*GIVEN TASK*
Quote all entries in full, exactly.
-- Start of LISTED ENTRIES --
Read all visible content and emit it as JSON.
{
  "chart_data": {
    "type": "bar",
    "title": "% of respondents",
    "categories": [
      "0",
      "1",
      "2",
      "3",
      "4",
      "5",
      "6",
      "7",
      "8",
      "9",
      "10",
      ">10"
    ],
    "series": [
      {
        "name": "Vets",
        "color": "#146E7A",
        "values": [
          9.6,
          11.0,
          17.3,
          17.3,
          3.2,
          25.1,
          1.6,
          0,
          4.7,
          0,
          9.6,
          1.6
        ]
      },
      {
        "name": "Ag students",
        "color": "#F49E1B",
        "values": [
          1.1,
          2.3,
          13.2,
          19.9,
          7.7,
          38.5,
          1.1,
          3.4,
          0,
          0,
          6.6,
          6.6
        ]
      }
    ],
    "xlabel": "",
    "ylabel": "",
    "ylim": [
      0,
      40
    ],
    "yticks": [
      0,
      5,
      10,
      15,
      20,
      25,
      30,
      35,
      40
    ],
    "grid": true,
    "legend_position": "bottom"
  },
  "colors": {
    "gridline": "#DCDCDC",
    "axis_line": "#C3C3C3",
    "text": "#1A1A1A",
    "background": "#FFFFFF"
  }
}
-- End of LISTED ENTRIES --
*OUTPUT FOR THIS TASK*
Read all visible content and emit it as JSON.
{
  "chart_data": {
    "type": "bar",
    "title": "% of respondents",
    "categories": [
      "0",
      "1",
      "2",
      "3",
      "4",
      "5",
      "6",
      "7",
      "8",
      "9",
      "10",
      ">10"
    ],
    "series": [
      {
        "name": "Vets",
        "color": "#146E7A",
        "values": [
          9.6,
          11.0,
          17.3,
          17.3,
          3.2,
          25.1,
          1.6,
          0,
          4.7,
          0,
          9.6,
          1.6
        ]
      },
      {
        "name": "Ag students",
        "color": "#F49E1B",
        "values": [
          1.1,
          2.3,
          13.2,
          19.9,
          7.7,
          38.5,
          1.1,
          3.4,
          0,
          0,
          6.6,
          6.6
        ]
      }
    ],
    "xlabel": "",
    "ylabel": "",
    "ylim": [
      0,
      40
    ],
    "yticks": [
      0,
      5,
      10,
      15,
      20,
      25,
      30,
      35,
      40
    ],
    "grid": true,
    "legend_position": "bottom"
  },
  "colors": {
    "gridline": "#DCDCDC",
    "axis_line": "#C3C3C3",
    "text": "#1A1A1A",
    "background": "#FFFFFF"
  }
}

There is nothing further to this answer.